[PROBLEM TO SOLVE]:
Repeat the material verbatim. Images are excluded from the copy.

[DATA LISTING]:
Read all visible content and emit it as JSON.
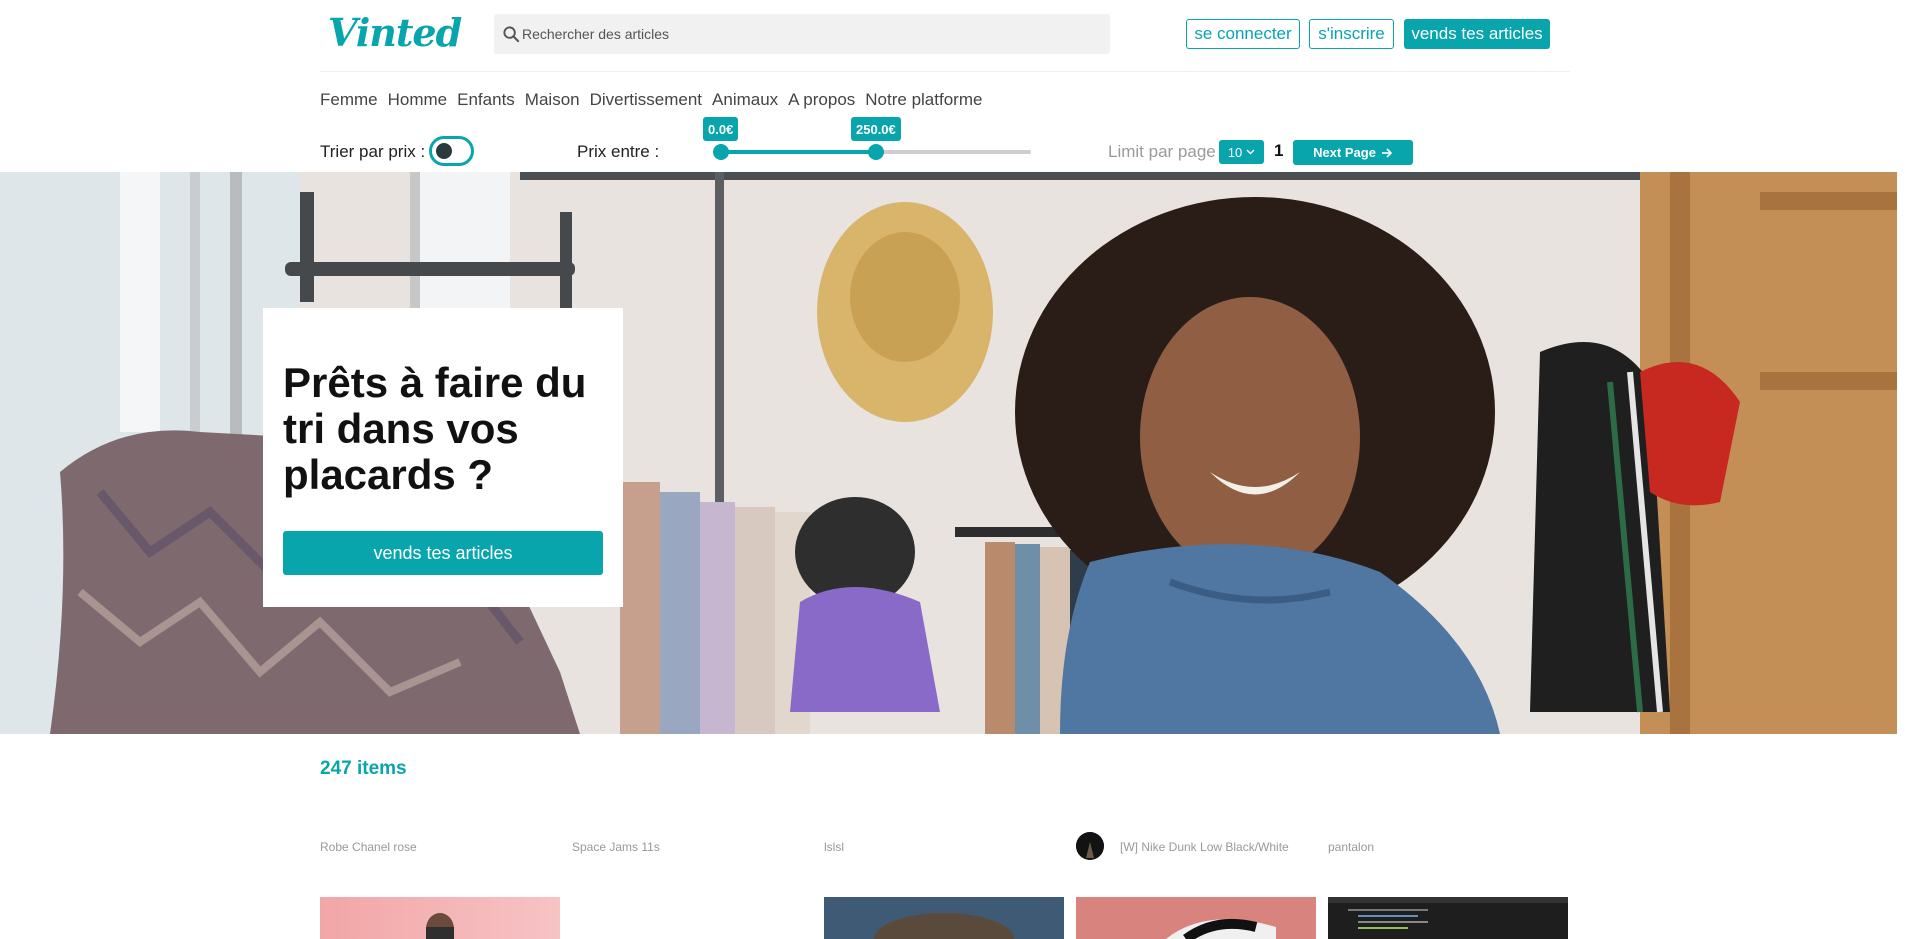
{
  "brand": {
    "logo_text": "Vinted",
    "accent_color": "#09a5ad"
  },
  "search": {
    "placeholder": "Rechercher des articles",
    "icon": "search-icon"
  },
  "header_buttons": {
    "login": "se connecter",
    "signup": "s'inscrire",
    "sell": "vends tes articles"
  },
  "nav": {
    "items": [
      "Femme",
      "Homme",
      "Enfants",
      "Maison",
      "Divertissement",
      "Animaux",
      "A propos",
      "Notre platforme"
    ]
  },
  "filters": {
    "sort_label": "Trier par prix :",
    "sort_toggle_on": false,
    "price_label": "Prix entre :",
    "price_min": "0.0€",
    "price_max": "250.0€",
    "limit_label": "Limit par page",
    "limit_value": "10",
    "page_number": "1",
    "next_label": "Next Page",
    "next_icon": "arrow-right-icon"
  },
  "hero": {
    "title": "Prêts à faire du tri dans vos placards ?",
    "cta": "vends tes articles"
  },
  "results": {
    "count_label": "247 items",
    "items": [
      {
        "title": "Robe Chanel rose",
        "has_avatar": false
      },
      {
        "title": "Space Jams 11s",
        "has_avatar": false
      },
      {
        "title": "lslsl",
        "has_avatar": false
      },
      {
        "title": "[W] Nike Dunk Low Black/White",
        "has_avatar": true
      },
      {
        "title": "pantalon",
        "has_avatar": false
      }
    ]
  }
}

[ANSWER TO THIS TASK]:
Read all visible content and emit it as JSON.
{
  "brand": {
    "logo_text": "Vinted",
    "accent_color": "#09a5ad"
  },
  "search": {
    "placeholder": "Rechercher des articles",
    "icon": "search-icon"
  },
  "header_buttons": {
    "login": "se connecter",
    "signup": "s'inscrire",
    "sell": "vends tes articles"
  },
  "nav": {
    "items": [
      "Femme",
      "Homme",
      "Enfants",
      "Maison",
      "Divertissement",
      "Animaux",
      "A propos",
      "Notre platforme"
    ]
  },
  "filters": {
    "sort_label": "Trier par prix :",
    "sort_toggle_on": false,
    "price_label": "Prix entre :",
    "price_min": "0.0€",
    "price_max": "250.0€",
    "limit_label": "Limit par page",
    "limit_value": "10",
    "page_number": "1",
    "next_label": "Next Page",
    "next_icon": "arrow-right-icon"
  },
  "hero": {
    "title": "Prêts à faire du tri dans vos placards ?",
    "cta": "vends tes articles"
  },
  "results": {
    "count_label": "247 items",
    "items": [
      {
        "title": "Robe Chanel rose",
        "has_avatar": false
      },
      {
        "title": "Space Jams 11s",
        "has_avatar": false
      },
      {
        "title": "lslsl",
        "has_avatar": false
      },
      {
        "title": "[W] Nike Dunk Low Black/White",
        "has_avatar": true
      },
      {
        "title": "pantalon",
        "has_avatar": false
      }
    ]
  }
}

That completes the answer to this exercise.